_Work instructions_
Every line below that holds the string "screenshot" should be copied out.

— Begin Records for processing —

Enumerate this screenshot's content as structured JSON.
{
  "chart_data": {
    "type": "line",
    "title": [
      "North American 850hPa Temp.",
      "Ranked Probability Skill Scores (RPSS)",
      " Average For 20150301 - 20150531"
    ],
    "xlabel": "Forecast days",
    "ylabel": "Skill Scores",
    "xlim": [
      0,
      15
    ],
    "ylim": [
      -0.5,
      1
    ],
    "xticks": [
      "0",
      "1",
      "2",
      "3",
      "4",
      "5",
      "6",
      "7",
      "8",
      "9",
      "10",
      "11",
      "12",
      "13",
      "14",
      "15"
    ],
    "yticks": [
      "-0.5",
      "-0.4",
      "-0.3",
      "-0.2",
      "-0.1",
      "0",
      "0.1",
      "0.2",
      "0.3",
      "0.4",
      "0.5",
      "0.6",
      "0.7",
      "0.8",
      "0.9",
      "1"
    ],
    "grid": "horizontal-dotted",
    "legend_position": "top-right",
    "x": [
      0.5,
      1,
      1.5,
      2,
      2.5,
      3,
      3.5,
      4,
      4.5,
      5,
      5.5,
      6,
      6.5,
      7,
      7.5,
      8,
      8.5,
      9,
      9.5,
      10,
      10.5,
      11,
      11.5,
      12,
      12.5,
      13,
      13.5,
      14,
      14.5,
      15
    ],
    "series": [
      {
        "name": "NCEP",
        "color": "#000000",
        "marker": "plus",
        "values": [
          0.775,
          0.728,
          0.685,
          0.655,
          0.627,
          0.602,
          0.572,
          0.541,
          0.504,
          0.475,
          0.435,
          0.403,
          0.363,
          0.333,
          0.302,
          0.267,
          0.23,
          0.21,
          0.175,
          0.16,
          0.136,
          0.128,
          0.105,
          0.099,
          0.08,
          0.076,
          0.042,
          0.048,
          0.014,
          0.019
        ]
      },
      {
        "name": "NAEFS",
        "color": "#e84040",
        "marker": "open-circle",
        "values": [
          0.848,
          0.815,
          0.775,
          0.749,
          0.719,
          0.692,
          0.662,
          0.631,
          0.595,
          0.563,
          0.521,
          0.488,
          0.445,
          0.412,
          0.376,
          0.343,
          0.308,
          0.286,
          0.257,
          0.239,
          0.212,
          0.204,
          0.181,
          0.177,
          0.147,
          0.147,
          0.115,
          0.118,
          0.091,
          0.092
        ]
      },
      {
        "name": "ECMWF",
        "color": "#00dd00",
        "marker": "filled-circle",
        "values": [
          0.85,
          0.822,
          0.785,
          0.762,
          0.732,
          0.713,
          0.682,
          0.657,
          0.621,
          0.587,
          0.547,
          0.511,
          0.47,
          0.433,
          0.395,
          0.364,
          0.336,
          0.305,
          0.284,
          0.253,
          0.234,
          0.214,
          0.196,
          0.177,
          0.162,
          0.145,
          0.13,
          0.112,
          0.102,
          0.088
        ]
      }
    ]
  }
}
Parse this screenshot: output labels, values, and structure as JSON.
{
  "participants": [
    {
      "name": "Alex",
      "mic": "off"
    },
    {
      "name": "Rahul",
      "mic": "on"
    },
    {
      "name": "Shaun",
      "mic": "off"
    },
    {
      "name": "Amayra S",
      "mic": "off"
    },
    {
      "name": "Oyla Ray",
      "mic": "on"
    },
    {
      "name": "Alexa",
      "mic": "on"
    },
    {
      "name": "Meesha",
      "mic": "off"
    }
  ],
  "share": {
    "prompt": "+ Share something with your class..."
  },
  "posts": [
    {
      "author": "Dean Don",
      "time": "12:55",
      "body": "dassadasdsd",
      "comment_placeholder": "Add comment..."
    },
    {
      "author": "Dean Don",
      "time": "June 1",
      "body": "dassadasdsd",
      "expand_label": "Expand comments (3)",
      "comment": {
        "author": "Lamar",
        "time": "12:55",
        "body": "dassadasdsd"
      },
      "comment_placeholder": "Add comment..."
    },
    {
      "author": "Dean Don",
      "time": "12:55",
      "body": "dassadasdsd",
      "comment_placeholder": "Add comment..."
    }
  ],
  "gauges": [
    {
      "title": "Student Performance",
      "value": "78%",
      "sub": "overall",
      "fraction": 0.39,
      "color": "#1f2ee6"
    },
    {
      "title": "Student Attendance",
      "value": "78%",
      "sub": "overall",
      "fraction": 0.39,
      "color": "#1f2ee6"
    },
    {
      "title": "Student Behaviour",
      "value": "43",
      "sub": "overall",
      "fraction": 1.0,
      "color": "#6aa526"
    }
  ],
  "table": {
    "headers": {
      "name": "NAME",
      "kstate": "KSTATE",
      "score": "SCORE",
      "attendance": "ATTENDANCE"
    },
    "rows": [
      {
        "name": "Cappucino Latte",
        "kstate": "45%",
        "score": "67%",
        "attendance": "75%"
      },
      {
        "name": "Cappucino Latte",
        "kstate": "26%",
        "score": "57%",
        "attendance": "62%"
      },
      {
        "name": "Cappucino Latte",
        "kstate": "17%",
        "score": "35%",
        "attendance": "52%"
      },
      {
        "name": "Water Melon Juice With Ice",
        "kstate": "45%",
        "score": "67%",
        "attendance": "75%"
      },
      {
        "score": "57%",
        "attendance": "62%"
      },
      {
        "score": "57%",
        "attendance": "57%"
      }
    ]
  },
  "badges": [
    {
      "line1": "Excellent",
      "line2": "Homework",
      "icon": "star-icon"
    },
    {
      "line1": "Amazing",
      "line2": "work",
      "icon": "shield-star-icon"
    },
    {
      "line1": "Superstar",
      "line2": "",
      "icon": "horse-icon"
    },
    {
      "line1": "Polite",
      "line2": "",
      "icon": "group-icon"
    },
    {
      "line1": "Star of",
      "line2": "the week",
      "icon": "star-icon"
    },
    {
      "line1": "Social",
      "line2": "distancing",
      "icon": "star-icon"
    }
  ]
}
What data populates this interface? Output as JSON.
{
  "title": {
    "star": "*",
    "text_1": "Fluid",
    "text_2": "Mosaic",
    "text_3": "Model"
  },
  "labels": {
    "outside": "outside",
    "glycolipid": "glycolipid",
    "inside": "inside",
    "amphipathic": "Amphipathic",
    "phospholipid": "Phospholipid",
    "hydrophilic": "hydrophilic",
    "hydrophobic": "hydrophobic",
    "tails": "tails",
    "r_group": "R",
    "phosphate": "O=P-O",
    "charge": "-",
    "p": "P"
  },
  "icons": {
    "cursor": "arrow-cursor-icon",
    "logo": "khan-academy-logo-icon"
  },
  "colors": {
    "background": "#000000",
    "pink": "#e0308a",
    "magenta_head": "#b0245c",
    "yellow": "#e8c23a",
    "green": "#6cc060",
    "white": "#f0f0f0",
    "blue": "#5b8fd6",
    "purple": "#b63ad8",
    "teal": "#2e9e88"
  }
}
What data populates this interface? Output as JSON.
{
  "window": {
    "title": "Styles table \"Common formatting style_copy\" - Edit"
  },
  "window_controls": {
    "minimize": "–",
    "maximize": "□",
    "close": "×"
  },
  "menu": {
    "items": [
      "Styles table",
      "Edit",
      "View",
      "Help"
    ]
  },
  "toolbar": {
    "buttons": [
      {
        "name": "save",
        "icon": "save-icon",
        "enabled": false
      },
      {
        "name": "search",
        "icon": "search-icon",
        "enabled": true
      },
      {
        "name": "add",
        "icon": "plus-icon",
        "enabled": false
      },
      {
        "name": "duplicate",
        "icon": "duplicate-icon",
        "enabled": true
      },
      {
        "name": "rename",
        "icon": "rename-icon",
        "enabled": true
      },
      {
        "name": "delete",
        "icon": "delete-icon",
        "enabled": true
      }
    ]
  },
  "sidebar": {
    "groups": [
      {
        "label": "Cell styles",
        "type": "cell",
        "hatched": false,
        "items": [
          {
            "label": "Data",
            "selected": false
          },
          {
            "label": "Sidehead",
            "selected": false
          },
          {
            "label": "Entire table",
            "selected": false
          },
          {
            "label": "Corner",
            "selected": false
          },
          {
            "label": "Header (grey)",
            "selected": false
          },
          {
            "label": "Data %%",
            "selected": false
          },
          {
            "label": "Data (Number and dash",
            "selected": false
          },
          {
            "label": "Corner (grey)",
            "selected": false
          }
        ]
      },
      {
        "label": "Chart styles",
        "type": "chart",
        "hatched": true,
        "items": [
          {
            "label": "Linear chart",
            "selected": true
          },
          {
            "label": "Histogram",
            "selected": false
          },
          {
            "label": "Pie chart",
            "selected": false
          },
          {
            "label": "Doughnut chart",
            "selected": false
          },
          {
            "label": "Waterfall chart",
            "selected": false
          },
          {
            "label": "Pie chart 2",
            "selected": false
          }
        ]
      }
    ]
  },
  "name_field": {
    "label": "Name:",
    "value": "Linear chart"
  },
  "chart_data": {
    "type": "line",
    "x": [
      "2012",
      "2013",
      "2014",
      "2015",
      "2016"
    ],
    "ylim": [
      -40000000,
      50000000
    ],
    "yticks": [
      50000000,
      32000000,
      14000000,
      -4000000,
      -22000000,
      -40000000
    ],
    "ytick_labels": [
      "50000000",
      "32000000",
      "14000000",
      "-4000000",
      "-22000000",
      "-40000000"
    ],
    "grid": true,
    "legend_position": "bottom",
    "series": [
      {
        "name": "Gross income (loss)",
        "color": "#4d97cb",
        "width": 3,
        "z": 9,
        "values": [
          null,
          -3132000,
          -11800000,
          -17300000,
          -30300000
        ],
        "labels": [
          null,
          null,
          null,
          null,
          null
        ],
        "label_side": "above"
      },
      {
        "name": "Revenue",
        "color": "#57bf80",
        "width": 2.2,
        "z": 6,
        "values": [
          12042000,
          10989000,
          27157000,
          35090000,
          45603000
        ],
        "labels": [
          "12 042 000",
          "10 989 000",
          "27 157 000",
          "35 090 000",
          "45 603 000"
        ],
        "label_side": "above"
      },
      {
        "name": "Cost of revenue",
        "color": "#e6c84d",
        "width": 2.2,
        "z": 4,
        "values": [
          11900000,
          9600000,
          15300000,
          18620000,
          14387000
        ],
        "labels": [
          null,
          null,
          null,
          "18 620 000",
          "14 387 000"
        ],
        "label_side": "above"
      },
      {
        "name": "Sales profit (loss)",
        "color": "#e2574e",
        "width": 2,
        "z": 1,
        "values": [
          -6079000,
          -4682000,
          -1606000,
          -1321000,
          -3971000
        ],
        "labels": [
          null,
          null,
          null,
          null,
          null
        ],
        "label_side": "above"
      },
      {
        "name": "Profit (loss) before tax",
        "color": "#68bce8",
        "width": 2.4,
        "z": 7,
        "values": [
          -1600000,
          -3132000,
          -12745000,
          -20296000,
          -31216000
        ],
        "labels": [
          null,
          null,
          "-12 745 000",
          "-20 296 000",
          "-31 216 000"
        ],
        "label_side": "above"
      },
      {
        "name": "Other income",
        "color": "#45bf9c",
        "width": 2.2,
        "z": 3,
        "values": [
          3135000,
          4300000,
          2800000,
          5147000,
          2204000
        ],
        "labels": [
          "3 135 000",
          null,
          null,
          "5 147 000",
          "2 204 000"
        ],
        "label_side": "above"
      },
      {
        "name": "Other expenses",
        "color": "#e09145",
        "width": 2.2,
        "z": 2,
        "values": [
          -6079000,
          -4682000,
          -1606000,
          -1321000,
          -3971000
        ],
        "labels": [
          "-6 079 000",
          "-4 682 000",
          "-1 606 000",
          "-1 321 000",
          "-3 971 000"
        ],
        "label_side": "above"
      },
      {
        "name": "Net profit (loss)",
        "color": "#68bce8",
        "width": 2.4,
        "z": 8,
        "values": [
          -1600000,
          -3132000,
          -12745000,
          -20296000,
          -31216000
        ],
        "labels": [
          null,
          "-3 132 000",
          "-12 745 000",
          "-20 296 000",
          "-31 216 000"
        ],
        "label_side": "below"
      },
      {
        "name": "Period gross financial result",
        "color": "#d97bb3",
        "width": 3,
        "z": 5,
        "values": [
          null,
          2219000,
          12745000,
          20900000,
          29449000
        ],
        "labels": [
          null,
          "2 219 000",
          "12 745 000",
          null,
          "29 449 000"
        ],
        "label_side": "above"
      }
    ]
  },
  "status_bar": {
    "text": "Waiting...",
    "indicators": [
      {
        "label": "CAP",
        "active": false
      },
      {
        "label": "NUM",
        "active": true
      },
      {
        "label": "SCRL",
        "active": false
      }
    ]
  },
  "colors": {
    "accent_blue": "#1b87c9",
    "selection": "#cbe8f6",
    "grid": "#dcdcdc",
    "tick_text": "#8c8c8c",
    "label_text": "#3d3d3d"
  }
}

— End Records for processing —

_The completed task_
Enumerate this screenshot's content as structured JSON.
Parse this screenshot: output labels, values, and structure as JSON.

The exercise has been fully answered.